_Passage to read_

I have located it to the Node.js file but am lost as to how to resolve the issue as it is simply iterating through the values in a Map. Is this something you have come across before? Could it be to do with TypeScript?
Hey Mark,
thanks for getting in touch! We've recently changed math.js scopes from plain JavaScript objects to Maps. In your code you're creating a copy of a scope using:
const fnScope = Object.create(scope); // line 43
However scope is a Map, therefore you're not creating a scope which inherits from the original scope – you're creating a broken map. You can try doing this in your browser/REPL to see that you get the same error messasge:
m = new Map()
n = Object.create(m)
n.has('a') // Uncaught TypeError: Method Map.prototype.has called on incompatible receiver #<Map>
I suggest that you replace your code with something like this:
const fnScope = new Map(scope);
This wouldn't be super efficient, since you'd be cloning the Map every time. If you're worried about performance, you can create your own implementation which provides the has, get and set methods and math.js will happily accept it.

_Task instructions_
- A) Which methods does the math.js exchange say a custom scope implementation must provide?
- B) Reproduce the stretch of the math.js exchange from "I have located" through "m = new Map()".
The rows after the math.js exchange are separate material and are not part of it.

_Source material_

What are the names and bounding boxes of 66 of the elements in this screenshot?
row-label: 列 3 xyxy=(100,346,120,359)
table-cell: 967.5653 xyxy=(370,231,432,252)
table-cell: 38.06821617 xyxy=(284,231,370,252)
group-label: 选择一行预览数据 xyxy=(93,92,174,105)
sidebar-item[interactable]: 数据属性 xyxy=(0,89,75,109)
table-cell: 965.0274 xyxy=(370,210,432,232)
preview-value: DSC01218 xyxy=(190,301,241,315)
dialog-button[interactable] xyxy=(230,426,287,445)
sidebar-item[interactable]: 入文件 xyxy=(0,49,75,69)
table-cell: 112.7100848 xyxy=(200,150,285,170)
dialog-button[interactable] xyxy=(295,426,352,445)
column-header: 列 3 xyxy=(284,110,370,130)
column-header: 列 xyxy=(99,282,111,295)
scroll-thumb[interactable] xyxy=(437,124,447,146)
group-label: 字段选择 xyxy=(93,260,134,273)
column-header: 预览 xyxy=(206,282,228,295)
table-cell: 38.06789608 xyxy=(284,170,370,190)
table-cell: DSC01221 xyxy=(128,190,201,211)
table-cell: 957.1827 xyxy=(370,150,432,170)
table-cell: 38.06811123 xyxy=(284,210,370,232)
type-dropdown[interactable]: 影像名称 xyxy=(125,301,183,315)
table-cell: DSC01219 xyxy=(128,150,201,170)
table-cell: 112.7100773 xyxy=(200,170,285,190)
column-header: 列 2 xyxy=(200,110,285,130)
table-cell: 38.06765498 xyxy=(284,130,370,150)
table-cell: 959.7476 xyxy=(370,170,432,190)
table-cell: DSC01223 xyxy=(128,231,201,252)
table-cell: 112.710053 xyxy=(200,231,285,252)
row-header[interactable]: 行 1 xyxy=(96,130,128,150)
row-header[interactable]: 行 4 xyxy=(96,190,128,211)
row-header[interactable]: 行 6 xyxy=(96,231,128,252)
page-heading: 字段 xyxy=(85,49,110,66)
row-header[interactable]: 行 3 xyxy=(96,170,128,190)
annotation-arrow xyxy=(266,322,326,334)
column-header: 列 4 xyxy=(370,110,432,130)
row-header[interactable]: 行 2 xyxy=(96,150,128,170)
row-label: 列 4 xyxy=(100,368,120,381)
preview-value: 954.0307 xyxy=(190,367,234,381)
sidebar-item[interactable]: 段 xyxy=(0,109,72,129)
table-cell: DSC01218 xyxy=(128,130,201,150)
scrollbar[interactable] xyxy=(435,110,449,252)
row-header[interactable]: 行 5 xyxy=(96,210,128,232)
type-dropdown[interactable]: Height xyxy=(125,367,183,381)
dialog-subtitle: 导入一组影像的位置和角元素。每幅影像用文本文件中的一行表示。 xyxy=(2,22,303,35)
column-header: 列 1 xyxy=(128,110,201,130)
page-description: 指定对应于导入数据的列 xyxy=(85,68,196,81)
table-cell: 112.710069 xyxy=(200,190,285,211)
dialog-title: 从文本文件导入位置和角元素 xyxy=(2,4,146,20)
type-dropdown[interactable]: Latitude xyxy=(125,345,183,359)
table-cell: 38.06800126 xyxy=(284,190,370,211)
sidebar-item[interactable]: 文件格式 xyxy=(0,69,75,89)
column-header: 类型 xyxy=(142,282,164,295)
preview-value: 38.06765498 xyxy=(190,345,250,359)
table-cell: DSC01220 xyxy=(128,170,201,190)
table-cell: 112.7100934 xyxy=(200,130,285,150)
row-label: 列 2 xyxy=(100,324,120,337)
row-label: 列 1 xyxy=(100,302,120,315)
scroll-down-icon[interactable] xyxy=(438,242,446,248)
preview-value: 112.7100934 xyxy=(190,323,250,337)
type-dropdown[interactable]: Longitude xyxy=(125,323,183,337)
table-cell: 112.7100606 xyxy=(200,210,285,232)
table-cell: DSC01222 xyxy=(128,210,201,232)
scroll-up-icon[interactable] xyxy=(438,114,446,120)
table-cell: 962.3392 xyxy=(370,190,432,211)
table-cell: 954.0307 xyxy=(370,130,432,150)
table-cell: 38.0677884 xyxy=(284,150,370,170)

_Response list_
- A) has, get, set

- B)
I have located it to the Node.js file but am lost as to how to resolve the issue as it is simply iterating through the values in a Map. Is this something you have come across before? Could it be to do with TypeScript?
Hey Mark,
thanks for getting in touch! We've recently changed math.js scopes from plain JavaScript objects to Maps. In your code you're creating a copy of a scope using:
const fnScope = Object.create(scope); // line 43
However scope is a Map, therefore you're not creating a scope which inherits from the original scope – you're creating a broken map. You can try doing this in your browser/REPL to see that you get the same error messasge:
m = new Map()